#### Task brief:
Among the lines of the material below, count those holding "chronic". Report the number by itself.

#### Records for this exercise:
■ ■ ■ ■ ■ ■ ■

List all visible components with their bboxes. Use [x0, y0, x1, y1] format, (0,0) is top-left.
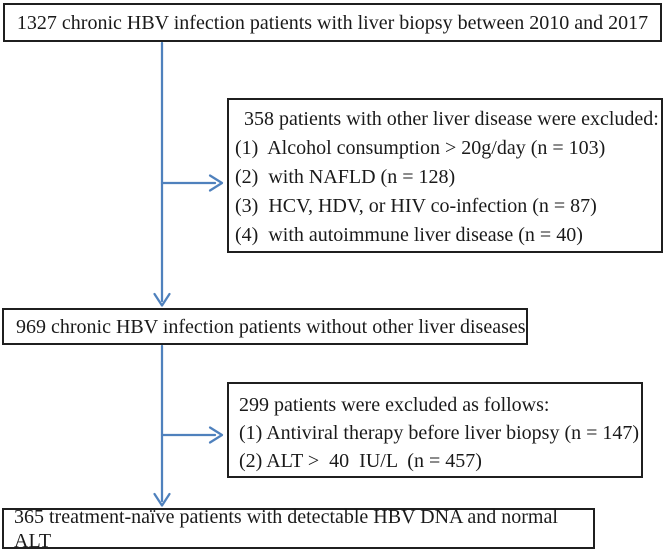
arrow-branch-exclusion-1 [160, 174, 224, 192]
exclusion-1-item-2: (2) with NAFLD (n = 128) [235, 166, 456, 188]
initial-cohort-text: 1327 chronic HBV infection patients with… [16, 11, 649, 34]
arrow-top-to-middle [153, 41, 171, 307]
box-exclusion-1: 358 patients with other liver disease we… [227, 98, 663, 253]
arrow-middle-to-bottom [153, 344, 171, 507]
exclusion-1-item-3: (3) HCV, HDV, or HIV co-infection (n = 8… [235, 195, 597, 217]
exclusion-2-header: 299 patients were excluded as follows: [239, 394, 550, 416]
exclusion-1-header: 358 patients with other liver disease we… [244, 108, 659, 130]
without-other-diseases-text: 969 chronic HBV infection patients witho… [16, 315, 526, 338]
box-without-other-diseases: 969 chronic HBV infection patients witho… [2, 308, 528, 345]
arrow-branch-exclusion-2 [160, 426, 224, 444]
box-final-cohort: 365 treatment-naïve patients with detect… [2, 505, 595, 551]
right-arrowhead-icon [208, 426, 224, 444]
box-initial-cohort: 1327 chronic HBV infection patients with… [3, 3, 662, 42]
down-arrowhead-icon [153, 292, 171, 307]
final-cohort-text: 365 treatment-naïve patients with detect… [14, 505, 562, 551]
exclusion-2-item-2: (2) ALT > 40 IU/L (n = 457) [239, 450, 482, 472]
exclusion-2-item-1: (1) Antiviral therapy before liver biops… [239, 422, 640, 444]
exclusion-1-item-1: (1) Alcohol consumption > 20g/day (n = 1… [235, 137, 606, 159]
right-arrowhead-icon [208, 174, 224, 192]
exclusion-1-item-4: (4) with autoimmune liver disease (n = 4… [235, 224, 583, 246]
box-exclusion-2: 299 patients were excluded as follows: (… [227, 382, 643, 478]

■ ■ ■ ■ ■ ■ ■

#### Answer:
4